**What is needed**
Work out how many lines of the data hold the string "marker", and reply with that number alone.

begin Input material

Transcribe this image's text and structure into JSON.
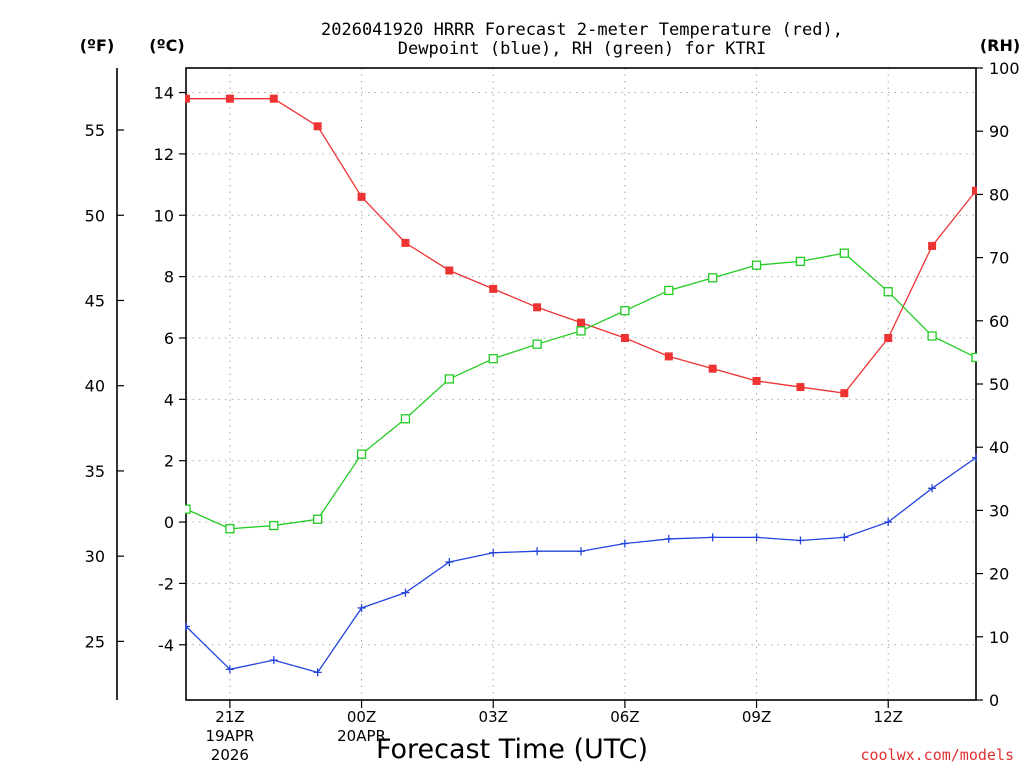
{
  "chart_data": {
    "type": "line",
    "title_line1": "2026041920 HRRR Forecast 2-meter Temperature (red),",
    "title_line2": "Dewpoint (blue), RH (green) for KTRI",
    "xlabel": "Forecast Time (UTC)",
    "credit": "coolwx.com/models",
    "units": {
      "fahrenheit": "(ºF)",
      "celsius": "(ºC)",
      "rh": "(RH)"
    },
    "x_hours": [
      0,
      1,
      2,
      3,
      4,
      5,
      6,
      7,
      8,
      9,
      10,
      11,
      12,
      13,
      14,
      15,
      16,
      17,
      18
    ],
    "xlim": [
      0,
      18
    ],
    "x_ticks": [
      {
        "hour": 1,
        "label": "21Z",
        "line2": "19APR",
        "line3": "2026"
      },
      {
        "hour": 4,
        "label": "00Z",
        "line2": "20APR",
        "line3": ""
      },
      {
        "hour": 7,
        "label": "03Z",
        "line2": "",
        "line3": ""
      },
      {
        "hour": 10,
        "label": "06Z",
        "line2": "",
        "line3": ""
      },
      {
        "hour": 13,
        "label": "09Z",
        "line2": "",
        "line3": ""
      },
      {
        "hour": 16,
        "label": "12Z",
        "line2": "",
        "line3": ""
      }
    ],
    "celsius_axis": {
      "ylim": [
        -5.8,
        14.8
      ],
      "ticks": [
        -4,
        -2,
        0,
        2,
        4,
        6,
        8,
        10,
        12,
        14
      ]
    },
    "fahrenheit_axis": {
      "ticks": [
        25,
        30,
        35,
        40,
        45,
        50,
        55
      ]
    },
    "rh_axis": {
      "ylim": [
        0,
        100
      ],
      "ticks": [
        0,
        10,
        20,
        30,
        40,
        50,
        60,
        70,
        80,
        90,
        100
      ]
    },
    "series": [
      {
        "name": "2-meter Temperature",
        "color": "#ee3333",
        "marker": "filled-square",
        "axis": "celsius",
        "values": [
          13.8,
          13.8,
          13.8,
          12.9,
          10.6,
          9.1,
          8.2,
          7.6,
          7.0,
          6.5,
          6.0,
          5.4,
          5.0,
          4.6,
          4.4,
          4.2,
          6.0,
          9.0,
          10.8
        ]
      },
      {
        "name": "Dewpoint",
        "color": "#2244dd",
        "marker": "plus",
        "axis": "celsius",
        "values": [
          -3.4,
          -4.8,
          -4.5,
          -4.9,
          -2.8,
          -2.3,
          -1.3,
          -1.0,
          -0.95,
          -0.95,
          -0.7,
          -0.55,
          -0.5,
          -0.5,
          -0.6,
          -0.5,
          0.0,
          1.1,
          2.1
        ]
      },
      {
        "name": "RH",
        "color": "#22cc22",
        "marker": "open-square",
        "axis": "rh",
        "values": [
          30.2,
          27.1,
          27.6,
          28.6,
          38.9,
          44.5,
          50.8,
          54.0,
          56.3,
          58.4,
          61.6,
          64.8,
          66.8,
          68.8,
          69.4,
          70.7,
          64.6,
          57.6,
          54.2
        ]
      }
    ]
  }
}
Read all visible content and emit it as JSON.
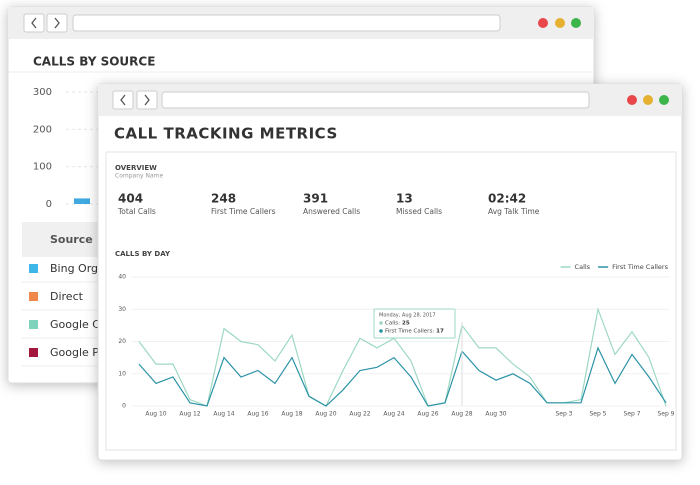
{
  "back_window": {
    "table": {
      "header": "Source",
      "rows": [
        {
          "label": "Bing Org",
          "color": "#3fb6e8"
        },
        {
          "label": "Direct",
          "color": "#f0884a"
        },
        {
          "label": "Google C",
          "color": "#7fd3bd"
        },
        {
          "label": "Google P",
          "color": "#a3173f"
        }
      ]
    }
  },
  "front_window": {
    "title": "CALL TRACKING METRICS",
    "overview": {
      "title": "OVERVIEW",
      "subtitle": "Company Name",
      "metrics": [
        {
          "value": 404,
          "label": "Total Calls"
        },
        {
          "value": 248,
          "label": "First Time Callers"
        },
        {
          "value": 391,
          "label": "Answered Calls"
        },
        {
          "value": 13,
          "label": "Missed Calls"
        },
        {
          "value": "02:42",
          "label": "Avg Talk Time"
        }
      ]
    }
  },
  "chart_data": [
    {
      "type": "bar",
      "title": "CALLS BY SOURCE",
      "categories": [
        null
      ],
      "values": [
        15
      ],
      "color": "#3fa9e0",
      "ylim": [
        0,
        300
      ],
      "yticks": [
        0,
        100,
        200,
        300
      ],
      "grid": true
    },
    {
      "type": "line",
      "title": "CALLS BY DAY",
      "x": [
        null,
        "Aug 10",
        null,
        "Aug 12",
        null,
        "Aug 14",
        null,
        "Aug 16",
        null,
        "Aug 18",
        null,
        "Aug 20",
        null,
        "Aug 22",
        null,
        "Aug 24",
        null,
        "Aug 26",
        null,
        "Aug 28",
        null,
        "Aug 30",
        null,
        null,
        null,
        "Sep 3",
        null,
        "Sep 5",
        null,
        "Sep 7",
        null,
        "Sep 9"
      ],
      "series": [
        {
          "name": "Calls",
          "color": "#9ed8c4",
          "values": [
            20,
            13,
            13,
            2,
            0,
            24,
            20,
            19,
            14,
            22,
            3,
            0,
            11,
            21,
            18,
            21,
            14,
            0,
            1,
            25,
            18,
            18,
            13,
            9,
            1,
            1,
            2,
            30,
            16,
            23,
            15,
            0
          ]
        },
        {
          "name": "First Time Callers",
          "color": "#2b93a6",
          "values": [
            13,
            7,
            9,
            1,
            0,
            15,
            9,
            11,
            7,
            15,
            3,
            0,
            5,
            11,
            12,
            15,
            9,
            0,
            1,
            17,
            11,
            8,
            10,
            7,
            1,
            1,
            1,
            18,
            7,
            16,
            9,
            1
          ]
        }
      ],
      "ylim": [
        0,
        40
      ],
      "yticks": [
        0,
        10,
        20,
        30,
        40
      ],
      "grid": true,
      "legend": "upper right",
      "tooltip": {
        "title": "Monday, Aug 28, 2017",
        "index": 19,
        "items": [
          "Calls:",
          "First Time Callers:"
        ]
      }
    }
  ]
}
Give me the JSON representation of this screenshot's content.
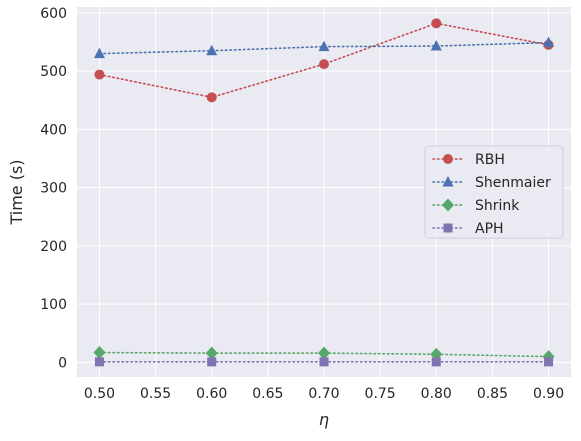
{
  "chart_data": {
    "type": "line",
    "xlabel": "η",
    "ylabel": "Time (s)",
    "xlim": [
      0.48,
      0.92
    ],
    "ylim": [
      -25,
      610
    ],
    "x_ticks": [
      "0.50",
      "0.55",
      "0.60",
      "0.65",
      "0.70",
      "0.75",
      "0.80",
      "0.85",
      "0.90"
    ],
    "y_ticks": [
      "0",
      "100",
      "200",
      "300",
      "400",
      "500",
      "600"
    ],
    "grid": true,
    "legend_position": "center-right",
    "x": [
      0.5,
      0.6,
      0.7,
      0.8,
      0.9
    ],
    "series": [
      {
        "name": "RBH",
        "values": [
          494,
          455,
          512,
          582,
          545
        ],
        "color": "#c44e52",
        "marker": "circle"
      },
      {
        "name": "Shenmaier",
        "values": [
          530,
          535,
          542,
          543,
          549
        ],
        "color": "#4c72b0",
        "marker": "triangle"
      },
      {
        "name": "Shrink",
        "values": [
          17,
          16,
          16,
          14,
          10
        ],
        "color": "#55a868",
        "marker": "diamond"
      },
      {
        "name": "APH",
        "values": [
          1,
          1,
          1,
          1,
          1
        ],
        "color": "#8172b2",
        "marker": "square"
      }
    ]
  }
}
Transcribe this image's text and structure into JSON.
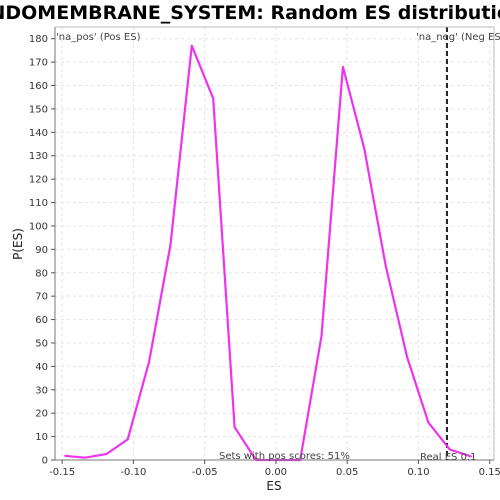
{
  "chart_data": {
    "type": "line",
    "title": "ENDOMEMBRANE_SYSTEM: Random ES distribution",
    "xlabel": "ES",
    "ylabel": "P(ES)",
    "xlim": [
      -0.155,
      0.153
    ],
    "ylim": [
      0,
      185
    ],
    "x_ticks": [
      -0.15,
      -0.1,
      -0.05,
      0.0,
      0.05,
      0.1,
      0.15
    ],
    "x_tick_labels": [
      "-0.15",
      "-0.10",
      "-0.05",
      "0.00",
      "0.05",
      "0.10",
      "0.15"
    ],
    "y_ticks": [
      0,
      10,
      20,
      30,
      40,
      50,
      60,
      70,
      80,
      90,
      100,
      110,
      120,
      130,
      140,
      150,
      160,
      170,
      180
    ],
    "grid": true,
    "series": [
      {
        "color": "#ee33ee",
        "x": [
          -0.148,
          -0.134,
          -0.119,
          -0.104,
          -0.089,
          -0.074,
          -0.059,
          -0.044,
          -0.029,
          -0.014,
          0.002,
          0.017,
          0.032,
          0.047,
          0.062,
          0.077,
          0.092,
          0.107,
          0.122,
          0.137
        ],
        "y": [
          1.8,
          1.0,
          2.5,
          8.8,
          42.0,
          92.0,
          177.0,
          154.5,
          14.0,
          0.0,
          0.0,
          0.0,
          53.0,
          168.0,
          133.0,
          83.0,
          44.0,
          16.0,
          4.5,
          1.5
        ]
      }
    ],
    "real_es": {
      "value": 0.12,
      "label": "Real ES 0.1",
      "color": "#222222"
    },
    "annotations": {
      "pos_label": "'na_pos' (Pos ES)",
      "pos_color": "#ee3333",
      "neg_label": "'na_neg' (Neg ES)",
      "neg_color": "#3333cc",
      "pos_scores_text": "Sets with pos scores: 51%"
    }
  }
}
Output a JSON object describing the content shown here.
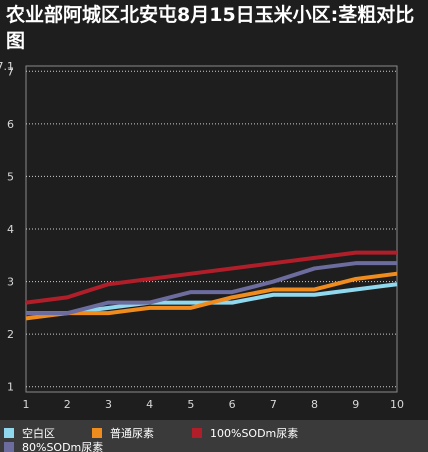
{
  "title": "农业部阿城区北安屯8月15日玉米小区:茎粗对比图",
  "chart_data": {
    "type": "line",
    "x": [
      1,
      2,
      3,
      4,
      5,
      6,
      7,
      8,
      9,
      10
    ],
    "x_tick_labels": [
      "1",
      "2",
      "3",
      "4",
      "5",
      "6",
      "7",
      "8",
      "9",
      "10"
    ],
    "y_tick_labels": [
      "1",
      "2",
      "3",
      "4",
      "5",
      "6",
      "7",
      "7.1"
    ],
    "y_ticks": [
      1,
      2,
      3,
      4,
      5,
      6,
      7,
      7.1
    ],
    "ylim": [
      0.9,
      7.1
    ],
    "xlim": [
      1,
      10
    ],
    "grid": true,
    "legend_position": "bottom",
    "series": [
      {
        "name": "空白区",
        "color": "#8fd8ee",
        "values": [
          2.4,
          2.4,
          2.5,
          2.6,
          2.6,
          2.6,
          2.75,
          2.75,
          2.85,
          2.95
        ]
      },
      {
        "name": "普通尿素",
        "color": "#f08c1e",
        "values": [
          2.3,
          2.4,
          2.4,
          2.5,
          2.5,
          2.7,
          2.85,
          2.85,
          3.05,
          3.15
        ]
      },
      {
        "name": "100%SODm尿素",
        "color": "#b01e2a",
        "values": [
          2.6,
          2.7,
          2.95,
          3.05,
          3.15,
          3.25,
          3.35,
          3.45,
          3.55,
          3.55
        ]
      },
      {
        "name": "80%SODm尿素",
        "color": "#6c6c9e",
        "values": [
          2.4,
          2.4,
          2.6,
          2.6,
          2.8,
          2.8,
          3.0,
          3.25,
          3.35,
          3.35
        ]
      }
    ]
  }
}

end Input material

**Answer**
7